WORK TO BE COMPLETED:
Present everything in the material from the line containing "Element localization: list 19" down to the line containing "colorbar-label: 19 [694,262,711,276]", both ends included, as a Markdown table with the columns Row and Line, leaving out any blank lines.

>> begin

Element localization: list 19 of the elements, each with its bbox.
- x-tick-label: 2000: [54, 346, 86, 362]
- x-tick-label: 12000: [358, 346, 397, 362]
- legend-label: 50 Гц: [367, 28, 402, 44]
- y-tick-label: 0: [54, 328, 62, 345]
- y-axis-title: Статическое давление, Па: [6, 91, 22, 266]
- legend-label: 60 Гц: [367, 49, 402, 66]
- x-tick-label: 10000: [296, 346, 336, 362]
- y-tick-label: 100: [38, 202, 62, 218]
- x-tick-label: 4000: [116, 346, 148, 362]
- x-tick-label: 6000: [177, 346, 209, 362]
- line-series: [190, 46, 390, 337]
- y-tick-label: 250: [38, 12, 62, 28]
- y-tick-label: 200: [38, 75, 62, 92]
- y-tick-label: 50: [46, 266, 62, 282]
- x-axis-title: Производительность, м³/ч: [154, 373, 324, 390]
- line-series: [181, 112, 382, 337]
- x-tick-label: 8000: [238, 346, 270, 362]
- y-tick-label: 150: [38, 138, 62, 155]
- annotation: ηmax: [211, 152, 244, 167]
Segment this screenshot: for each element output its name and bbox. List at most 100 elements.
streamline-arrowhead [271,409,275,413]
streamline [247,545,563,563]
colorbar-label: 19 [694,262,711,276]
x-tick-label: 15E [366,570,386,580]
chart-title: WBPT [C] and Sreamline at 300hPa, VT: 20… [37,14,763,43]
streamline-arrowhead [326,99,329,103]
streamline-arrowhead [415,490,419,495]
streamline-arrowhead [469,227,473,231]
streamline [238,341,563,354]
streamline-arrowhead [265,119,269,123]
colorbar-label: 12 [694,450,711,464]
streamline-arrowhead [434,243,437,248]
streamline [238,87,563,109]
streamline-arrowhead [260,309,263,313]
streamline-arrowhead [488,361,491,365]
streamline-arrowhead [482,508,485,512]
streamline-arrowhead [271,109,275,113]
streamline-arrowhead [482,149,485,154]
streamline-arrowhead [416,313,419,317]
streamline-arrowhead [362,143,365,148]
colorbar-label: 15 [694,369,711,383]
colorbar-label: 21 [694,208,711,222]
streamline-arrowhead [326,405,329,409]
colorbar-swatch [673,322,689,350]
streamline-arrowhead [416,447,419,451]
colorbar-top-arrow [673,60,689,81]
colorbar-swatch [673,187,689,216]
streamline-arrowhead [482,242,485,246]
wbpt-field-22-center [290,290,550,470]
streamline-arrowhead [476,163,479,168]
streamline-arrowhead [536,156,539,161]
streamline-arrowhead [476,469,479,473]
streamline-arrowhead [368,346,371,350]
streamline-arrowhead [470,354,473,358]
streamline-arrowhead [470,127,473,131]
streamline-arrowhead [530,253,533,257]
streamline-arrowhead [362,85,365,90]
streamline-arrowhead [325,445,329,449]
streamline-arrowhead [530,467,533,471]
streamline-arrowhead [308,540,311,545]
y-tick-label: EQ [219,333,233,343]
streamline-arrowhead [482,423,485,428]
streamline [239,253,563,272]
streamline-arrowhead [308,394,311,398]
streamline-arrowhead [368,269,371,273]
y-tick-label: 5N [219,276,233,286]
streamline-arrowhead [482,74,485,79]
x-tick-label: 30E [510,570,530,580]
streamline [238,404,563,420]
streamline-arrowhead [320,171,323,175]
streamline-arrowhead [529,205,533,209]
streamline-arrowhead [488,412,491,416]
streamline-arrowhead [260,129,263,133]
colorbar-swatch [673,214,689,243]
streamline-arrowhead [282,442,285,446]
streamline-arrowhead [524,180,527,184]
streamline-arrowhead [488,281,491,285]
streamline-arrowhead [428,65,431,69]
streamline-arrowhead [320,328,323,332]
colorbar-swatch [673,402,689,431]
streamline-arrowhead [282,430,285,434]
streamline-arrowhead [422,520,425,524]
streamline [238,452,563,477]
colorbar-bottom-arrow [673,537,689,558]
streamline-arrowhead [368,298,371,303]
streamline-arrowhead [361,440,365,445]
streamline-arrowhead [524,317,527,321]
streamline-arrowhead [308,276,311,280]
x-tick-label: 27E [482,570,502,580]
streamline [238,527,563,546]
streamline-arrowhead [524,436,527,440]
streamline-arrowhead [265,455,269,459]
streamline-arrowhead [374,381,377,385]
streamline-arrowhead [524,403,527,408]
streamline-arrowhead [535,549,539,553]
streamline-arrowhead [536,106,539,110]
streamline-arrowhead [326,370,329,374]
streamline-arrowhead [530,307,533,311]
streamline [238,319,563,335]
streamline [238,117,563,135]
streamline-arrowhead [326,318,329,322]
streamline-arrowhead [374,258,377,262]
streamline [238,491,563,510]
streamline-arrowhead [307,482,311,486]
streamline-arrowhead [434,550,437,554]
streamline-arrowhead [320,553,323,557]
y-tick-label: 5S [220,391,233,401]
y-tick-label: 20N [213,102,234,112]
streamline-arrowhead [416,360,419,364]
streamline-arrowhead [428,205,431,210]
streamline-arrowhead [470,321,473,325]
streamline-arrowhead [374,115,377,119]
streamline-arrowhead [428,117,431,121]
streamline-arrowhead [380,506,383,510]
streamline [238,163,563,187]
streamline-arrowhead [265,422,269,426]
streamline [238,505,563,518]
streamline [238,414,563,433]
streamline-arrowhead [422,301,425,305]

>> end
>> begin

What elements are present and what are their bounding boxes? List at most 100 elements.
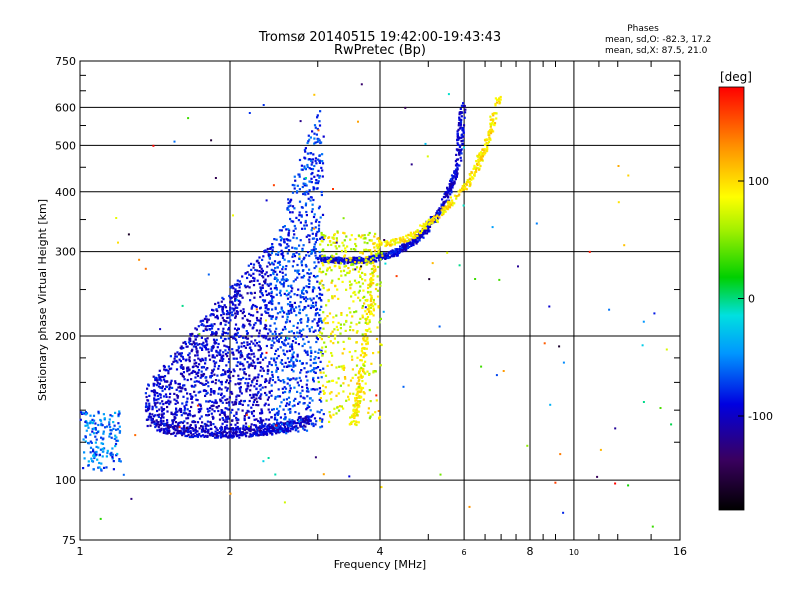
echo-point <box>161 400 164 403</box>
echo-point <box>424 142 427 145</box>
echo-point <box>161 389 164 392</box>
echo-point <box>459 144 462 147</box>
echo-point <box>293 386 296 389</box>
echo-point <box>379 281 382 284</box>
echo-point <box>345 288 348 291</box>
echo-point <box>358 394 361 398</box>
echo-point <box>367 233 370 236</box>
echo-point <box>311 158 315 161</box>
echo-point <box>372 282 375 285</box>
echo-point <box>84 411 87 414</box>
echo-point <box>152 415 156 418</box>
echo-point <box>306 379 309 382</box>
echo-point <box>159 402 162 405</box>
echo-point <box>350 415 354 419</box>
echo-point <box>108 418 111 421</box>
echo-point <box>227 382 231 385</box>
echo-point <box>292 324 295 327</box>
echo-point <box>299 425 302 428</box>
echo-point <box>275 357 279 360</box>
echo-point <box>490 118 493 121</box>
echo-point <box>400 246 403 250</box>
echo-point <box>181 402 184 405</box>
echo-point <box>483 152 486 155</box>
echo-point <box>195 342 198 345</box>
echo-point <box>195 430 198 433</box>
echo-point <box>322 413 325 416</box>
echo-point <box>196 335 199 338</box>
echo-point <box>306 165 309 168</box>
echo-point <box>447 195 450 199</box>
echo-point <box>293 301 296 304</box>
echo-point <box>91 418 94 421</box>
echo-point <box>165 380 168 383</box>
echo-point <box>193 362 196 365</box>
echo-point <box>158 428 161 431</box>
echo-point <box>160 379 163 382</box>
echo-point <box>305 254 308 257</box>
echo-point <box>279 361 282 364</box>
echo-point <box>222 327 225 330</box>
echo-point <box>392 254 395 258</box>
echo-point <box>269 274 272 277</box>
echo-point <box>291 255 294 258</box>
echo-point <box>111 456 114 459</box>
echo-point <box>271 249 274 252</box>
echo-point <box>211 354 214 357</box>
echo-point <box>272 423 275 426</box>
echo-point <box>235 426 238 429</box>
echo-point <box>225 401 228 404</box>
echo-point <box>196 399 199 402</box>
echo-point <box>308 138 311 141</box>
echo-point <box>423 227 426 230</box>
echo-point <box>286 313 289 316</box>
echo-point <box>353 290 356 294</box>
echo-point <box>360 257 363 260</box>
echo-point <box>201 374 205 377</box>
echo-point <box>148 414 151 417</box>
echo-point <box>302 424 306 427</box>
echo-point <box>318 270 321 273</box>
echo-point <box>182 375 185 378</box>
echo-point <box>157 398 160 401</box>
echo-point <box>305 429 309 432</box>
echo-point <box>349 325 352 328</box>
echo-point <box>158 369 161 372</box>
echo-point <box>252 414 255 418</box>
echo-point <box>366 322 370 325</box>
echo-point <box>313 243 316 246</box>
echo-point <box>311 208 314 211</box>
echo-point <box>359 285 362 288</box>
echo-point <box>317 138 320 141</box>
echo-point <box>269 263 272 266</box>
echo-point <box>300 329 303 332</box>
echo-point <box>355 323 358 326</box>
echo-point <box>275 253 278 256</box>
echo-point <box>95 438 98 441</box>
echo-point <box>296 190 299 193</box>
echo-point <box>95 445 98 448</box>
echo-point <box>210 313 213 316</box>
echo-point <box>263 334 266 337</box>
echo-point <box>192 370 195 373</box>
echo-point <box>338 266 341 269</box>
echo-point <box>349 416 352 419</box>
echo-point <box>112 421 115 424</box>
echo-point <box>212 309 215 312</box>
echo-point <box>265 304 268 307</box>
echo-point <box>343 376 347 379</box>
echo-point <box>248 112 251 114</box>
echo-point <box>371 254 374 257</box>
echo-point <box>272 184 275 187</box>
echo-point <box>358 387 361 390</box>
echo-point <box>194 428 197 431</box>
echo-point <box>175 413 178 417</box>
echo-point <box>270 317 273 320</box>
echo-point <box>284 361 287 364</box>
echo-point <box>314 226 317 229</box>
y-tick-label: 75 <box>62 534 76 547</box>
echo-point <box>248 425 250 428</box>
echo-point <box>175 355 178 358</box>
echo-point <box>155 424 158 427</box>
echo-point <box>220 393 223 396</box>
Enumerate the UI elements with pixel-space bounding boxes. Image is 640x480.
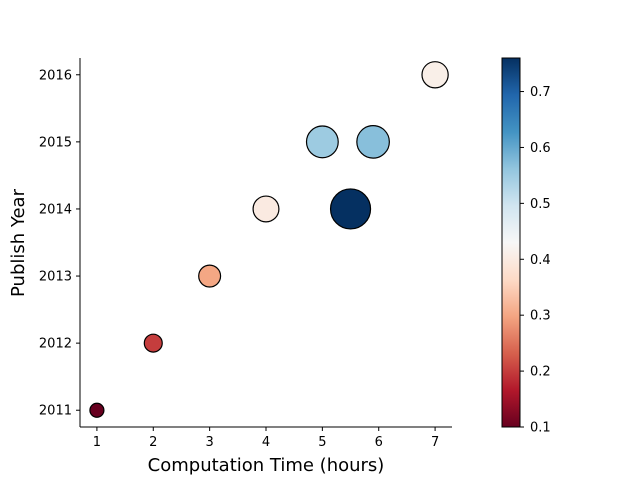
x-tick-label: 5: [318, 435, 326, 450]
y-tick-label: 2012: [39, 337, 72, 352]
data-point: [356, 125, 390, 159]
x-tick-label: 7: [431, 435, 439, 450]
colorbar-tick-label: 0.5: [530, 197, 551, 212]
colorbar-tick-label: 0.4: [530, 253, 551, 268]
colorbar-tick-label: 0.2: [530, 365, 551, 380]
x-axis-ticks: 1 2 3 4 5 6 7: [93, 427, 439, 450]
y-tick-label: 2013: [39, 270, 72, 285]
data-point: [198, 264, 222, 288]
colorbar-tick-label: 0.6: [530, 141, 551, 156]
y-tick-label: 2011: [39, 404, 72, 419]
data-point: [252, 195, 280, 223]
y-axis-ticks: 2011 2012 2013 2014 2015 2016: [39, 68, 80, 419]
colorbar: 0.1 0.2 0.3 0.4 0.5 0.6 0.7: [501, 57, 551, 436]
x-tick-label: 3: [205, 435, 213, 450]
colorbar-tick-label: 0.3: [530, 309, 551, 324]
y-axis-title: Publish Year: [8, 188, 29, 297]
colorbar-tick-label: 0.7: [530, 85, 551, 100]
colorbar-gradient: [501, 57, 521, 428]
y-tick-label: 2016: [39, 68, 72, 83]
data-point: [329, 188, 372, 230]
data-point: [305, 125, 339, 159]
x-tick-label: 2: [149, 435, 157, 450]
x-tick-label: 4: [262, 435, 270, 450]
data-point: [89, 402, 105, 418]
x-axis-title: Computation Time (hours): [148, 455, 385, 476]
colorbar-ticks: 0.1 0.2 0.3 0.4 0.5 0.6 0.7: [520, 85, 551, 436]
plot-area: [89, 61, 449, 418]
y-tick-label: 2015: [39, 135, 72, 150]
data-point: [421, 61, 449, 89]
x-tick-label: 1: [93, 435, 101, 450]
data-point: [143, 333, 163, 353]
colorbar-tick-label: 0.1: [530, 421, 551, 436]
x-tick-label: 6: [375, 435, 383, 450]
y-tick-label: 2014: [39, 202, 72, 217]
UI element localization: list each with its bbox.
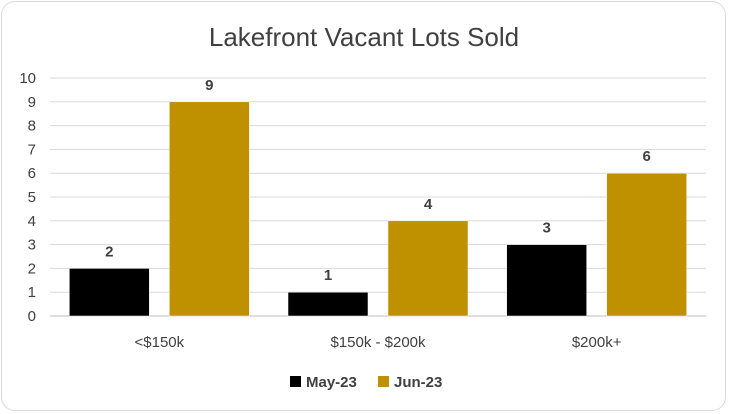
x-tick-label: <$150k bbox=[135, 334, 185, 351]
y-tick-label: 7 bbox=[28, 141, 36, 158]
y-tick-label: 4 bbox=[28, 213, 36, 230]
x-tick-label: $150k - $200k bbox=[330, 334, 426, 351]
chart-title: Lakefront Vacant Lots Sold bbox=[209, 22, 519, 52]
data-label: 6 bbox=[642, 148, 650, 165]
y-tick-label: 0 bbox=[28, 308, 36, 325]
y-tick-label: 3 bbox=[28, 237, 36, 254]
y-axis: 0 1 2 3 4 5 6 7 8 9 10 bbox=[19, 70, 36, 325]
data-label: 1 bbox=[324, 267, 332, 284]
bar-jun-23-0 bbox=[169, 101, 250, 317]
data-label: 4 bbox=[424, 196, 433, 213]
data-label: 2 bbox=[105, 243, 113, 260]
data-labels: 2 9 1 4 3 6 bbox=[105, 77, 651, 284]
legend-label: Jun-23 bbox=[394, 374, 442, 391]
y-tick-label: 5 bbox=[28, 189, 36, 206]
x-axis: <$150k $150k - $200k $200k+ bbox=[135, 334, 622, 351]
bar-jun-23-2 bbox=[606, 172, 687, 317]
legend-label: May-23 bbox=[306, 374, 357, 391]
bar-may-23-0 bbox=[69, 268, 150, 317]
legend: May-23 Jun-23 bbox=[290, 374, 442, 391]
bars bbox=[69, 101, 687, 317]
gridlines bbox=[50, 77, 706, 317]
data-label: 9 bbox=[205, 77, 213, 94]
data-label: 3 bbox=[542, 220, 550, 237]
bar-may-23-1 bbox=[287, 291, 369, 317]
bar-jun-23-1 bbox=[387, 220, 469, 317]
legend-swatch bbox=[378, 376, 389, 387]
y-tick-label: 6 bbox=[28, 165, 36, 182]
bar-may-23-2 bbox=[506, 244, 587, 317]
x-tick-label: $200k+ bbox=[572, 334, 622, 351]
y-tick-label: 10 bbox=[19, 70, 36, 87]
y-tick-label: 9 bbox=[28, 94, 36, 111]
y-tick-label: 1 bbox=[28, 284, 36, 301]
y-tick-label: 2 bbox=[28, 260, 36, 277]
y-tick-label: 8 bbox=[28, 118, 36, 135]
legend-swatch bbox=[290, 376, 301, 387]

>> end
>> begin

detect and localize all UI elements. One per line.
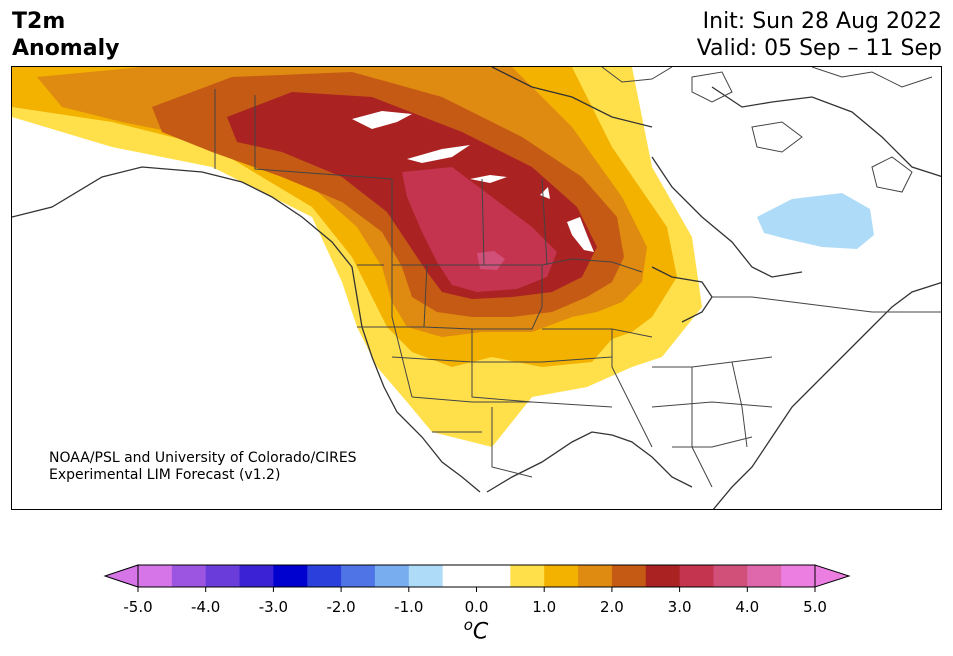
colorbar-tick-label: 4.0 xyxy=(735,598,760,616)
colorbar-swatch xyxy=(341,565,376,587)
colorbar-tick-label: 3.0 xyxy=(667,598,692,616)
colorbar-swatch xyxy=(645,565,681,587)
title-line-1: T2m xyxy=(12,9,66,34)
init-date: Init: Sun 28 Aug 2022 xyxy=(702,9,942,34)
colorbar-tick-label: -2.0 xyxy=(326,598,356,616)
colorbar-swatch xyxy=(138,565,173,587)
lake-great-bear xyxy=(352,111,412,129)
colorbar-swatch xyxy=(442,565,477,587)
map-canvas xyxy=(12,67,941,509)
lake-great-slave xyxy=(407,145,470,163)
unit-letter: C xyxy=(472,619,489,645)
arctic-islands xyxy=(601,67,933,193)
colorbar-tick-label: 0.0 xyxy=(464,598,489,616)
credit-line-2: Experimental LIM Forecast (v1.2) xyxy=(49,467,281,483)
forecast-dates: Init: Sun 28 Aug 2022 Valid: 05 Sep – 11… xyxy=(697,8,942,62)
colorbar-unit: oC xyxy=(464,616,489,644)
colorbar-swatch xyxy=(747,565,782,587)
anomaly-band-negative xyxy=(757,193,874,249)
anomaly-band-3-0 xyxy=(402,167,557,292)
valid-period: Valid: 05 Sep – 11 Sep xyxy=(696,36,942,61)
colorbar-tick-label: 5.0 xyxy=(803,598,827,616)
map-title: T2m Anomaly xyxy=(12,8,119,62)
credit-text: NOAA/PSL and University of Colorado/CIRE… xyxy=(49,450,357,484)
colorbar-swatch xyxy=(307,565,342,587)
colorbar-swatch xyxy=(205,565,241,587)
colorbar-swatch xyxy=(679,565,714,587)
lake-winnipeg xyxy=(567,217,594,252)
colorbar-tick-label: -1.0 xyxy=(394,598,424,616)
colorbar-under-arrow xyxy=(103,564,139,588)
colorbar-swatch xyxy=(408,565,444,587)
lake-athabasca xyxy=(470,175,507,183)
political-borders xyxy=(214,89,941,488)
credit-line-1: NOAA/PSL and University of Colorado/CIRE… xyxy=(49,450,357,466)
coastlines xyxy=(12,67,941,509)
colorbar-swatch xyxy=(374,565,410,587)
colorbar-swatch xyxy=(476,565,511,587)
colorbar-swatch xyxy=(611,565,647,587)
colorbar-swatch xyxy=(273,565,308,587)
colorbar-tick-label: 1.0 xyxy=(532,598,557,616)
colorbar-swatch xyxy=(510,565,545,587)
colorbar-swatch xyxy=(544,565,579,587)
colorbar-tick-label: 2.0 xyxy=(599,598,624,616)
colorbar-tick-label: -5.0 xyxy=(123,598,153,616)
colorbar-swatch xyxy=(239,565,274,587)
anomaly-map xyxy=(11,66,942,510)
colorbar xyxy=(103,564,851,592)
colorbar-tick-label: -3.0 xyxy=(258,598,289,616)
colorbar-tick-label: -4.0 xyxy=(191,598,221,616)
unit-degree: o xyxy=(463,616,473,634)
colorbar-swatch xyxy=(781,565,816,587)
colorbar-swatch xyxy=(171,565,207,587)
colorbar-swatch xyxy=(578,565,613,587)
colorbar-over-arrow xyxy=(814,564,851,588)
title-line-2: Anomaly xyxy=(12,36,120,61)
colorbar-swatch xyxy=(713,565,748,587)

>> end

RESPONSE TO THE TASK:
| Row | Line |
|---|---|
| 1 | Element localization: list 19 of the elements, each with its bbox. |
| 2 | - x-tick-label: 2000: [54, 346, 86, 362] |
| 3 | - x-tick-label: 12000: [358, 346, 397, 362] |
| 4 | - legend-label: 50 Гц: [367, 28, 402, 44] |
| 5 | - y-tick-label: 0: [54, 328, 62, 345] |
| 6 | - y-axis-title: Статическое давление, Па: [6, 91, 22, 266] |
| 7 | - legend-label: 60 Гц: [367, 49, 402, 66] |
| 8 | - x-tick-label: 10000: [296, 346, 336, 362] |
| 9 | - y-tick-label: 100: [38, 202, 62, 218] |
| 10 | - x-tick-label: 4000: [116, 346, 148, 362] |
| 11 | - x-tick-label: 6000: [177, 346, 209, 362] |
| 12 | - line-series: [190, 46, 390, 337] |
| 13 | - y-tick-label: 250: [38, 12, 62, 28] |
| 14 | - y-tick-label: 200: [38, 75, 62, 92] |
| 15 | - y-tick-label: 50: [46, 266, 62, 282] |
| 16 | - x-axis-title: Производительность, м³/ч: [154, 373, 324, 390] |
| 17 | - line-series: [181, 112, 382, 337] |
| 18 | - x-tick-label: 8000: [238, 346, 270, 362] |
| 19 | - y-tick-label: 150: [38, 138, 62, 155] |
| 20 | - annotation: ηmax: [211, 152, 244, 167] |
| 21 | Segment this screenshot: for each element output its name and bbox. List at most 100 elements. |
| 22 | streamline-arrowhead [271,409,275,413] |
| 23 | streamline [247,545,563,563] |
| 24 | colorbar-label: 19 [694,262,711,276] |